* _Given exercise_
Show, in full, each line of the data that contains "costuma".

* begin Records shown *

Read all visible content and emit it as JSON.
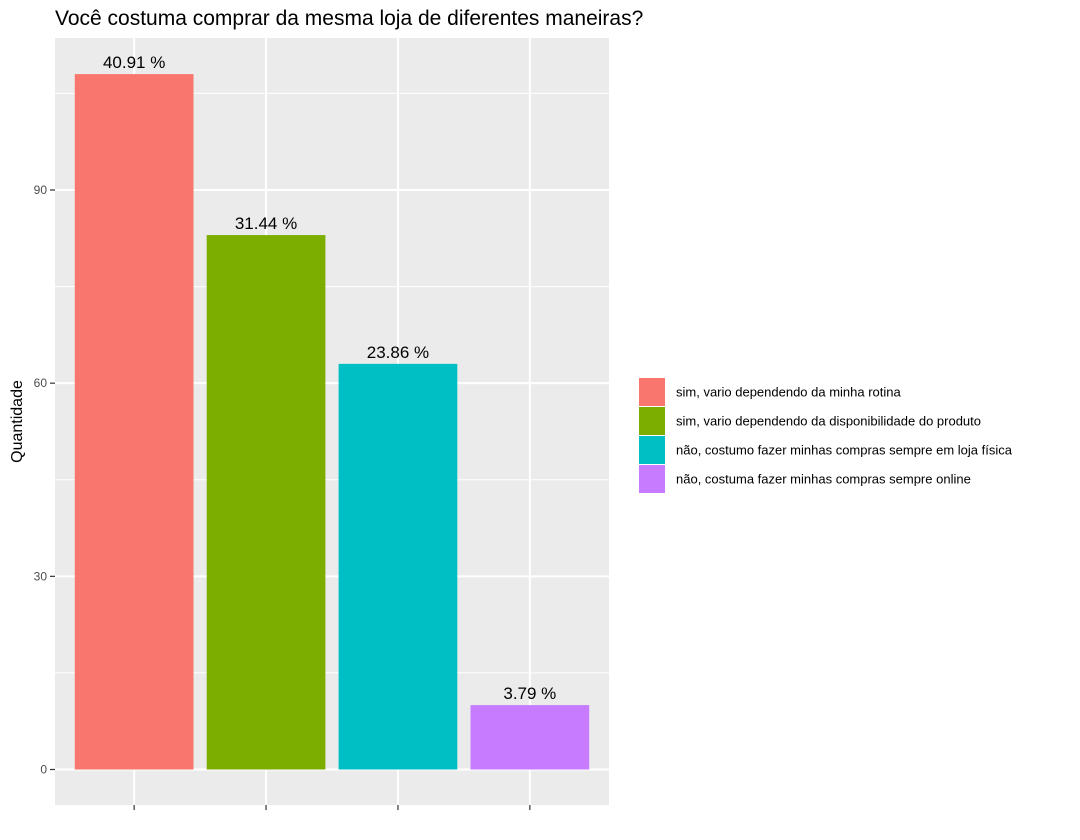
{
  "chart_data": {
    "type": "bar",
    "title": "Você costuma comprar da mesma loja de diferentes maneiras?",
    "xlabel": "",
    "ylabel": "Quantidade",
    "ylim": [
      0,
      110
    ],
    "yticks": [
      0,
      30,
      60,
      90
    ],
    "grid": true,
    "legend_position": "right",
    "categories": [
      "sim, vario dependendo da minha rotina",
      "sim, vario dependendo da disponibilidade do produto",
      "não, costumo fazer minhas compras sempre em loja física",
      "não, costuma fazer minhas compras sempre online"
    ],
    "values": [
      108,
      83,
      63,
      10
    ],
    "data_labels": [
      "40.91 %",
      "31.44 %",
      "23.86 %",
      "3.79 %"
    ],
    "colors": [
      "#F8766D",
      "#7CAE00",
      "#00BFC4",
      "#C77CFF"
    ],
    "panel_background": "#EBEBEB",
    "grid_color": "#FFFFFF"
  }
}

* end Records shown *

* _Output of the task_
    "title": "Você costuma comprar da mesma loja de diferentes maneiras?",
      "não, costuma fazer minhas compras sempre online"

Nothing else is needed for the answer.